Requirements: Rewrite every line of the items below as a Markdown table with two columns, Row and Line. Number the rows in order and leave out blank lines.

════

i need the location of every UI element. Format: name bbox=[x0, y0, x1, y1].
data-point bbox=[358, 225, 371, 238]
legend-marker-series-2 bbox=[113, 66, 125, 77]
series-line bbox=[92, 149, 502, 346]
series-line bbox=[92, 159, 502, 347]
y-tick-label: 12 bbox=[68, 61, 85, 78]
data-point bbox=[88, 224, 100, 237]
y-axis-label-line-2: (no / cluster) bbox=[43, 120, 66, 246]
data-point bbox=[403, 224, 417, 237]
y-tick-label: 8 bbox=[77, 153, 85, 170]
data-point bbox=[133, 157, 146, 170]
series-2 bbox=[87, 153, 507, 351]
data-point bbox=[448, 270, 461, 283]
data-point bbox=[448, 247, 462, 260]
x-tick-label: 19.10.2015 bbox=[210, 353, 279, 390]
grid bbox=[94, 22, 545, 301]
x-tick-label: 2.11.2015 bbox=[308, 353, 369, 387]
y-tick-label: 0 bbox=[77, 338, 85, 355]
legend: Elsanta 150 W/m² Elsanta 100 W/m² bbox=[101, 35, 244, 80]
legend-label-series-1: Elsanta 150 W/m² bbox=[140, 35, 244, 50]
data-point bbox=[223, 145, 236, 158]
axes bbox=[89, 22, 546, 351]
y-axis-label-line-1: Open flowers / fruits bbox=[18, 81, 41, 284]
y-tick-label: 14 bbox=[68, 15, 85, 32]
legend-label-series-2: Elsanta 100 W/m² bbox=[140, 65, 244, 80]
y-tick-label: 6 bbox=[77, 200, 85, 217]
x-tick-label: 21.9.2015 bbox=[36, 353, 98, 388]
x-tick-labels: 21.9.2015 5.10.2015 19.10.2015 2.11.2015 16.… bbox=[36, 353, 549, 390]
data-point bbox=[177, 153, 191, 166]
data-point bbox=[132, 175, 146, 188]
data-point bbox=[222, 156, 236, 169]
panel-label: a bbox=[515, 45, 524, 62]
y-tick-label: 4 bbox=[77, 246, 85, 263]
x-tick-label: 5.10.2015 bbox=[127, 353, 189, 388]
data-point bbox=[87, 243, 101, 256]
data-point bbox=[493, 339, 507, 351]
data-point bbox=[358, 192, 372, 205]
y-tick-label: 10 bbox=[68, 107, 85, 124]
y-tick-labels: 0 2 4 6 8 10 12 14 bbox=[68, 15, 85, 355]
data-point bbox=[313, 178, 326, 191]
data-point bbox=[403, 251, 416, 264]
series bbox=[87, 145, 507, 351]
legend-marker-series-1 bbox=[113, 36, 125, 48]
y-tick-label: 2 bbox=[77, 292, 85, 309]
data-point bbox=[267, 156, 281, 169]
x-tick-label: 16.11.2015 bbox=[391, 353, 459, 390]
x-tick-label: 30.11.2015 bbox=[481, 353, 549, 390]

════

Response:
| Row | Line |
|---|---|
| 1 | i need the location of every UI element. Format: name bbox=[x0, y0, x1, y1]. |
| 2 | data-point bbox=[358, 225, 371, 238] |
| 3 | legend-marker-series-2 bbox=[113, 66, 125, 77] |
| 4 | series-line bbox=[92, 149, 502, 346] |
| 5 | series-line bbox=[92, 159, 502, 347] |
| 6 | y-tick-label: 12 bbox=[68, 61, 85, 78] |
| 7 | data-point bbox=[88, 224, 100, 237] |
| 8 | y-axis-label-line-2: (no / cluster) bbox=[43, 120, 66, 246] |
| 9 | data-point bbox=[403, 224, 417, 237] |
| 10 | y-tick-label: 8 bbox=[77, 153, 85, 170] |
| 11 | data-point bbox=[133, 157, 146, 170] |
| 12 | series-2 bbox=[87, 153, 507, 351] |
| 13 | data-point bbox=[448, 270, 461, 283] |
| 14 | data-point bbox=[448, 247, 462, 260] |
| 15 | x-tick-label: 19.10.2015 bbox=[210, 353, 279, 390] |
| 16 | grid bbox=[94, 22, 545, 301] |
| 17 | x-tick-label: 2.11.2015 bbox=[308, 353, 369, 387] |
| 18 | y-tick-label: 0 bbox=[77, 338, 85, 355] |
| 19 | legend: Elsanta 150 W/m² Elsanta 100 W/m² bbox=[101, 35, 244, 80] |
| 20 | legend-label-series-1: Elsanta 150 W/m² bbox=[140, 35, 244, 50] |
| 21 | data-point bbox=[223, 145, 236, 158] |
| 22 | axes bbox=[89, 22, 546, 351] |
| 23 | y-axis-label-line-1: Open flowers / fruits bbox=[18, 81, 41, 284] |
| 24 | y-tick-label: 14 bbox=[68, 15, 85, 32] |
| 25 | legend-label-series-2: Elsanta 100 W/m² bbox=[140, 65, 244, 80] |
| 26 | y-tick-label: 6 bbox=[77, 200, 85, 217] |
| 27 | x-tick-label: 21.9.2015 bbox=[36, 353, 98, 388] |
| 28 | x-tick-labels: 21.9.2015 5.10.2015 19.10.2015 2.11.2015 16.… bbox=[36, 353, 549, 390] |
| 29 | data-point bbox=[177, 153, 191, 166] |
| 30 | data-point bbox=[132, 175, 146, 188] |
| 31 | data-point bbox=[222, 156, 236, 169] |
| 32 | panel-label: a bbox=[515, 45, 524, 62] |
| 33 | y-tick-label: 4 bbox=[77, 246, 85, 263] |
| 34 | x-tick-label: 5.10.2015 bbox=[127, 353, 189, 388] |
| 35 | data-point bbox=[87, 243, 101, 256] |
| 36 | data-point bbox=[493, 339, 507, 351] |
| 37 | data-point bbox=[358, 192, 372, 205] |
| 38 | y-tick-label: 10 bbox=[68, 107, 85, 124] |
| 39 | y-tick-labels: 0 2 4 6 8 10 12 14 bbox=[68, 15, 85, 355] |
| 40 | data-point bbox=[313, 178, 326, 191] |
| 41 | data-point bbox=[403, 251, 416, 264] |
| 42 | series bbox=[87, 145, 507, 351] |
| 43 | legend-marker-series-1 bbox=[113, 36, 125, 48] |
| 44 | y-tick-label: 2 bbox=[77, 292, 85, 309] |
| 45 | data-point bbox=[267, 156, 281, 169] |
| 46 | x-tick-label: 16.11.2015 bbox=[391, 353, 459, 390] |
| 47 | x-tick-label: 30.11.2015 bbox=[481, 353, 549, 390] |